(Collection entries)
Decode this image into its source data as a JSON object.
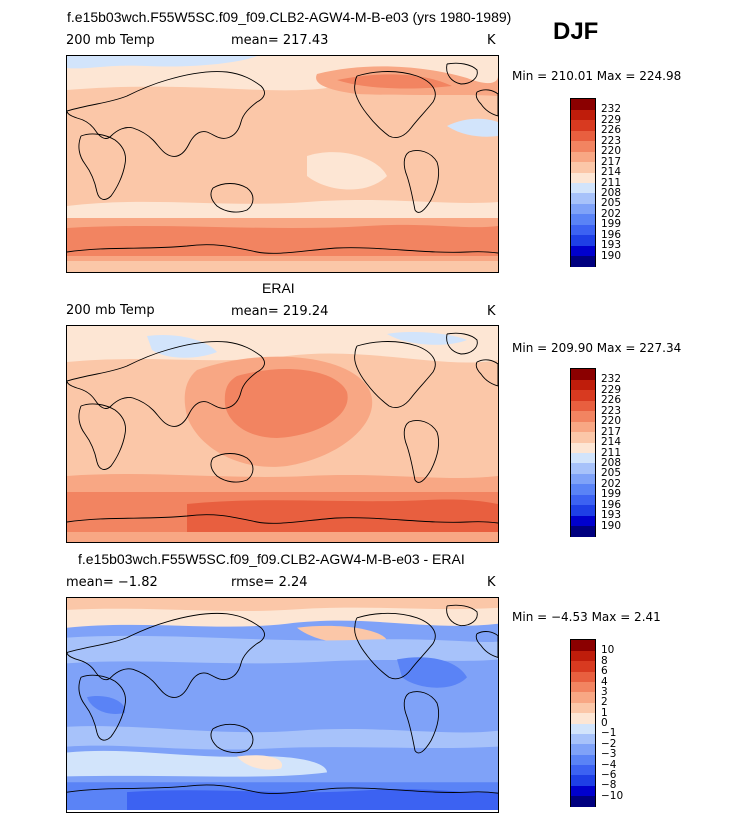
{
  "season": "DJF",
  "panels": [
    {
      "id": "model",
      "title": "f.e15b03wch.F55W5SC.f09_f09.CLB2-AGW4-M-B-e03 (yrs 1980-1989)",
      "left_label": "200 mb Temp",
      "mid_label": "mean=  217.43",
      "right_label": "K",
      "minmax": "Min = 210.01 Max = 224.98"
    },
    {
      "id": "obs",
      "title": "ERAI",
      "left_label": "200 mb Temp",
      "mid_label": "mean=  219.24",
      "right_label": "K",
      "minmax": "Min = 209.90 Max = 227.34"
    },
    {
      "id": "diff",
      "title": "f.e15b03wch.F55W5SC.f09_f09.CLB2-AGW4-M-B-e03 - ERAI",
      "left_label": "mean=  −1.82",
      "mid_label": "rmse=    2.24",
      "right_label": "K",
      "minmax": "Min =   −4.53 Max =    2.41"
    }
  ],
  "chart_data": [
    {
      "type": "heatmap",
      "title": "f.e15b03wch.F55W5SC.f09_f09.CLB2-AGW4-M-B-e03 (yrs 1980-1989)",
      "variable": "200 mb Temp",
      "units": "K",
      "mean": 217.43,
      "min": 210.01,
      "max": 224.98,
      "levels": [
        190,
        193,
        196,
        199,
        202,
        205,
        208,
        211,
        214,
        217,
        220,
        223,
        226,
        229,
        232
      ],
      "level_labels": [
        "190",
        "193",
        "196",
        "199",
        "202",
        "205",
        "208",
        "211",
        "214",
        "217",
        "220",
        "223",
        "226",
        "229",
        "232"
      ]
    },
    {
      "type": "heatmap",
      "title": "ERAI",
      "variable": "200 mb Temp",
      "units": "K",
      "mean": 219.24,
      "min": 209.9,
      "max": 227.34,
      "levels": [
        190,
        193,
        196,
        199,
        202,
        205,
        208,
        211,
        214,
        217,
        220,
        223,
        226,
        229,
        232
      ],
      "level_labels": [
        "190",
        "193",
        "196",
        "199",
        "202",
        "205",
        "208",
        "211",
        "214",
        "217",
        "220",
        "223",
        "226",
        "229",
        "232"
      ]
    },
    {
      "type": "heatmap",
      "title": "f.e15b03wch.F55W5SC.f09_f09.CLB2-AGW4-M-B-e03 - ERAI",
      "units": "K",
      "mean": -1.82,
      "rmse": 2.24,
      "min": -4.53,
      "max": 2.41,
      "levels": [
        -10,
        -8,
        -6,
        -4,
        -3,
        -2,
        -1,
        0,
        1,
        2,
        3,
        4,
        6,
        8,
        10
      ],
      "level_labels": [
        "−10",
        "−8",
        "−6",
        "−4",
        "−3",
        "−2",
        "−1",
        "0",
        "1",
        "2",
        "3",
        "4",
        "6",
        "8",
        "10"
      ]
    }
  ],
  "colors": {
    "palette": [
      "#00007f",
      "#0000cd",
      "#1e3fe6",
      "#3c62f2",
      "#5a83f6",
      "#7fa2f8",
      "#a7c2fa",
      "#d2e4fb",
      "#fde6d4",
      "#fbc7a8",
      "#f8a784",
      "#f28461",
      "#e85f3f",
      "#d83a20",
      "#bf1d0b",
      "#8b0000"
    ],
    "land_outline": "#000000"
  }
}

YOUR TASK: In the listing above, how many lines include the word "minmax"? Answer with the number and nothing more.

SOLVED EXERCISE: 3